## EXERCISE
Retype the data below without altering anything.

## TASK MATERIAL
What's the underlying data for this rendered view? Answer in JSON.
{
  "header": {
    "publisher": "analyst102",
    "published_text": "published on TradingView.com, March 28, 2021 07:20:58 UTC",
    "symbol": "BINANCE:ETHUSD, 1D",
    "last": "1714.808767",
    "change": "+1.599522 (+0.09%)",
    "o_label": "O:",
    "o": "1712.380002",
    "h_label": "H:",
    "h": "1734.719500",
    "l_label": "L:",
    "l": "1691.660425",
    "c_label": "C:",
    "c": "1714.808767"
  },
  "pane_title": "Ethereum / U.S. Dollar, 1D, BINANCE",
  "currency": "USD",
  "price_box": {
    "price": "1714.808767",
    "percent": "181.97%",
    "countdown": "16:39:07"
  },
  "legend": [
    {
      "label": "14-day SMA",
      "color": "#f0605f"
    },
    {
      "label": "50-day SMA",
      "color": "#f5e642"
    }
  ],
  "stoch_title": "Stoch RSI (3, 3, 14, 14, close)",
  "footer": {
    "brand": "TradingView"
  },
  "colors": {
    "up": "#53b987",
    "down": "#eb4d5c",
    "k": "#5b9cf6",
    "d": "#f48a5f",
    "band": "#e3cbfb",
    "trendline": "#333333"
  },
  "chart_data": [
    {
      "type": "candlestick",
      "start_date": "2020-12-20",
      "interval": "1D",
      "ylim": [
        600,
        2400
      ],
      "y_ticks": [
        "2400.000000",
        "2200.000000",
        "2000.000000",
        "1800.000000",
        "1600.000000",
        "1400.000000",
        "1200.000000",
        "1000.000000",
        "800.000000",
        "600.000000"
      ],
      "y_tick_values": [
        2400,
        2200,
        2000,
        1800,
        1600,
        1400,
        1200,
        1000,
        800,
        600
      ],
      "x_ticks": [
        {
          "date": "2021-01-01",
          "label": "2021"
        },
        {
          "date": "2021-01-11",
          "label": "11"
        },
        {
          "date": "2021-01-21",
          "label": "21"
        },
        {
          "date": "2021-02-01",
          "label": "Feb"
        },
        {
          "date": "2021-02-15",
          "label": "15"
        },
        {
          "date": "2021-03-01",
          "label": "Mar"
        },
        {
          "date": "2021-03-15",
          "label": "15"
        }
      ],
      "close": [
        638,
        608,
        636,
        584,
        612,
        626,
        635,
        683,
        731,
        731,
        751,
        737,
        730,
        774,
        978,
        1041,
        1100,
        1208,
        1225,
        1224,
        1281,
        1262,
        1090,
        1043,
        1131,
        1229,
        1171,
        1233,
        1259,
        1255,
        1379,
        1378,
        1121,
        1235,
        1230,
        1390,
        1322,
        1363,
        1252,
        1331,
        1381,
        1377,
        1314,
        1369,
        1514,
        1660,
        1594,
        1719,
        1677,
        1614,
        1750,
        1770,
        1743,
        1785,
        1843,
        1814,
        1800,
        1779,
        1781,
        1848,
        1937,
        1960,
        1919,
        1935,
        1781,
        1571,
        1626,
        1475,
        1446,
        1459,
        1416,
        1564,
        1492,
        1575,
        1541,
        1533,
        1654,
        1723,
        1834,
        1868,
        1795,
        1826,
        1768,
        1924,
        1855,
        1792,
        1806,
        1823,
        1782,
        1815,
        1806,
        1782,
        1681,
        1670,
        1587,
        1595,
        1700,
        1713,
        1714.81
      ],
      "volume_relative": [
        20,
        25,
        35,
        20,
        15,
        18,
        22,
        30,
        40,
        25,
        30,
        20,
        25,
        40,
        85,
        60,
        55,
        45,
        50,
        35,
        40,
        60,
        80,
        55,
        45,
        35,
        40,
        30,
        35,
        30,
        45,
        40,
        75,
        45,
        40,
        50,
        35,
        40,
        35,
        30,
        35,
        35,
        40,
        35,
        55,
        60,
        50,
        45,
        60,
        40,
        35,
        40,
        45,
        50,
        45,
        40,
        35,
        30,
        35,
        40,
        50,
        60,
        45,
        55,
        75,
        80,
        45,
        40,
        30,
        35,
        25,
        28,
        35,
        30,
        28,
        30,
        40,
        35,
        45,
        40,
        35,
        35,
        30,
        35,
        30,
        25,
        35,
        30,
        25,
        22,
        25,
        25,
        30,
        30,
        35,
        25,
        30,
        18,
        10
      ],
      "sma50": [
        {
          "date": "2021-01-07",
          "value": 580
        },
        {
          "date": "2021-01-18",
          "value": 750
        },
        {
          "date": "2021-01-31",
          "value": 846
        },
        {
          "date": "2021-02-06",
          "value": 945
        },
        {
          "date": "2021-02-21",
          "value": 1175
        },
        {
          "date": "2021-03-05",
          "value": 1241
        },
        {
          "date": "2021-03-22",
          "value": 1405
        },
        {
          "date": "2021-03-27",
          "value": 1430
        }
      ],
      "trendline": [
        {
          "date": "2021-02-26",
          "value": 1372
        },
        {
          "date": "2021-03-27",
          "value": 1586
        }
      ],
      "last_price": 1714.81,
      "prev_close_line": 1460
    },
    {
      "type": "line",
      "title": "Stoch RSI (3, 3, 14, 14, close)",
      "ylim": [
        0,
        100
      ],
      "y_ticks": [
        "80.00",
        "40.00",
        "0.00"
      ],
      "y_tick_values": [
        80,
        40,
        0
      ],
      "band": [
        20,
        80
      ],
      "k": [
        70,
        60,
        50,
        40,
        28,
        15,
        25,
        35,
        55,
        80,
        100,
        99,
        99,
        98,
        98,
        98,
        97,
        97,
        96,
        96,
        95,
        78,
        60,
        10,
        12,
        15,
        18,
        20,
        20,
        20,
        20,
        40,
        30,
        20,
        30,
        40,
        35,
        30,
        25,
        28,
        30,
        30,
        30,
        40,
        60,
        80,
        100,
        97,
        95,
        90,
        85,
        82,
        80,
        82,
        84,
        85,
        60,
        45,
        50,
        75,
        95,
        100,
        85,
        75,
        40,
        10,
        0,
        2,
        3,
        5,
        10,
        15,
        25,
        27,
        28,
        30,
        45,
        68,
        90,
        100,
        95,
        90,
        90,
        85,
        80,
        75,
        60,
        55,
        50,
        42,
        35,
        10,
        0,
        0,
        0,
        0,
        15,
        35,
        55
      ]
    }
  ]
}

## EXERCISE RESPONSE
What's the underlying data for this rendered view? Answer in JSON.
{
  "header": {
    "publisher": "analyst102",
    "published_text": "published on TradingView.com, March 28, 2021 07:20:58 UTC",
    "symbol": "BINANCE:ETHUSD, 1D",
    "last": "1714.808767",
    "change": "+1.599522 (+0.09%)",
    "o_label": "O:",
    "o": "1712.380002",
    "h_label": "H:",
    "h": "1734.719500",
    "l_label": "L:",
    "l": "1691.660425",
    "c_label": "C:",
    "c": "1714.808767"
  },
  "pane_title": "Ethereum / U.S. Dollar, 1D, BINANCE",
  "currency": "USD",
  "price_box": {
    "price": "1714.808767",
    "percent": "181.97%",
    "countdown": "16:39:07"
  },
  "legend": [
    {
      "label": "14-day SMA",
      "color": "#f0605f"
    },
    {
      "label": "50-day SMA",
      "color": "#f5e642"
    }
  ],
  "stoch_title": "Stoch RSI (3, 3, 14, 14, close)",
  "footer": {
    "brand": "TradingView"
  },
  "colors": {
    "up": "#53b987",
    "down": "#eb4d5c",
    "k": "#5b9cf6",
    "d": "#f48a5f",
    "band": "#e3cbfb",
    "trendline": "#333333"
  },
  "chart_data": [
    {
      "type": "candlestick",
      "start_date": "2020-12-20",
      "interval": "1D",
      "ylim": [
        600,
        2400
      ],
      "y_ticks": [
        "2400.000000",
        "2200.000000",
        "2000.000000",
        "1800.000000",
        "1600.000000",
        "1400.000000",
        "1200.000000",
        "1000.000000",
        "800.000000",
        "600.000000"
      ],
      "y_tick_values": [
        2400,
        2200,
        2000,
        1800,
        1600,
        1400,
        1200,
        1000,
        800,
        600
      ],
      "x_ticks": [
        {
          "date": "2021-01-01",
          "label": "2021"
        },
        {
          "date": "2021-01-11",
          "label": "11"
        },
        {
          "date": "2021-01-21",
          "label": "21"
        },
        {
          "date": "2021-02-01",
          "label": "Feb"
        },
        {
          "date": "2021-02-15",
          "label": "15"
        },
        {
          "date": "2021-03-01",
          "label": "Mar"
        },
        {
          "date": "2021-03-15",
          "label": "15"
        }
      ],
      "close": [
        638,
        608,
        636,
        584,
        612,
        626,
        635,
        683,
        731,
        731,
        751,
        737,
        730,
        774,
        978,
        1041,
        1100,
        1208,
        1225,
        1224,
        1281,
        1262,
        1090,
        1043,
        1131,
        1229,
        1171,
        1233,
        1259,
        1255,
        1379,
        1378,
        1121,
        1235,
        1230,
        1390,
        1322,
        1363,
        1252,
        1331,
        1381,
        1377,
        1314,
        1369,
        1514,
        1660,
        1594,
        1719,
        1677,
        1614,
        1750,
        1770,
        1743,
        1785,
        1843,
        1814,
        1800,
        1779,
        1781,
        1848,
        1937,
        1960,
        1919,
        1935,
        1781,
        1571,
        1626,
        1475,
        1446,
        1459,
        1416,
        1564,
        1492,
        1575,
        1541,
        1533,
        1654,
        1723,
        1834,
        1868,
        1795,
        1826,
        1768,
        1924,
        1855,
        1792,
        1806,
        1823,
        1782,
        1815,
        1806,
        1782,
        1681,
        1670,
        1587,
        1595,
        1700,
        1713,
        1714.81
      ],
      "volume_relative": [
        20,
        25,
        35,
        20,
        15,
        18,
        22,
        30,
        40,
        25,
        30,
        20,
        25,
        40,
        85,
        60,
        55,
        45,
        50,
        35,
        40,
        60,
        80,
        55,
        45,
        35,
        40,
        30,
        35,
        30,
        45,
        40,
        75,
        45,
        40,
        50,
        35,
        40,
        35,
        30,
        35,
        35,
        40,
        35,
        55,
        60,
        50,
        45,
        60,
        40,
        35,
        40,
        45,
        50,
        45,
        40,
        35,
        30,
        35,
        40,
        50,
        60,
        45,
        55,
        75,
        80,
        45,
        40,
        30,
        35,
        25,
        28,
        35,
        30,
        28,
        30,
        40,
        35,
        45,
        40,
        35,
        35,
        30,
        35,
        30,
        25,
        35,
        30,
        25,
        22,
        25,
        25,
        30,
        30,
        35,
        25,
        30,
        18,
        10
      ],
      "sma50": [
        {
          "date": "2021-01-07",
          "value": 580
        },
        {
          "date": "2021-01-18",
          "value": 750
        },
        {
          "date": "2021-01-31",
          "value": 846
        },
        {
          "date": "2021-02-06",
          "value": 945
        },
        {
          "date": "2021-02-21",
          "value": 1175
        },
        {
          "date": "2021-03-05",
          "value": 1241
        },
        {
          "date": "2021-03-22",
          "value": 1405
        },
        {
          "date": "2021-03-27",
          "value": 1430
        }
      ],
      "trendline": [
        {
          "date": "2021-02-26",
          "value": 1372
        },
        {
          "date": "2021-03-27",
          "value": 1586
        }
      ],
      "last_price": 1714.81,
      "prev_close_line": 1460
    },
    {
      "type": "line",
      "title": "Stoch RSI (3, 3, 14, 14, close)",
      "ylim": [
        0,
        100
      ],
      "y_ticks": [
        "80.00",
        "40.00",
        "0.00"
      ],
      "y_tick_values": [
        80,
        40,
        0
      ],
      "band": [
        20,
        80
      ],
      "k": [
        70,
        60,
        50,
        40,
        28,
        15,
        25,
        35,
        55,
        80,
        100,
        99,
        99,
        98,
        98,
        98,
        97,
        97,
        96,
        96,
        95,
        78,
        60,
        10,
        12,
        15,
        18,
        20,
        20,
        20,
        20,
        40,
        30,
        20,
        30,
        40,
        35,
        30,
        25,
        28,
        30,
        30,
        30,
        40,
        60,
        80,
        100,
        97,
        95,
        90,
        85,
        82,
        80,
        82,
        84,
        85,
        60,
        45,
        50,
        75,
        95,
        100,
        85,
        75,
        40,
        10,
        0,
        2,
        3,
        5,
        10,
        15,
        25,
        27,
        28,
        30,
        45,
        68,
        90,
        100,
        95,
        90,
        90,
        85,
        80,
        75,
        60,
        55,
        50,
        42,
        35,
        10,
        0,
        0,
        0,
        0,
        15,
        35,
        55
      ]
    }
  ]
}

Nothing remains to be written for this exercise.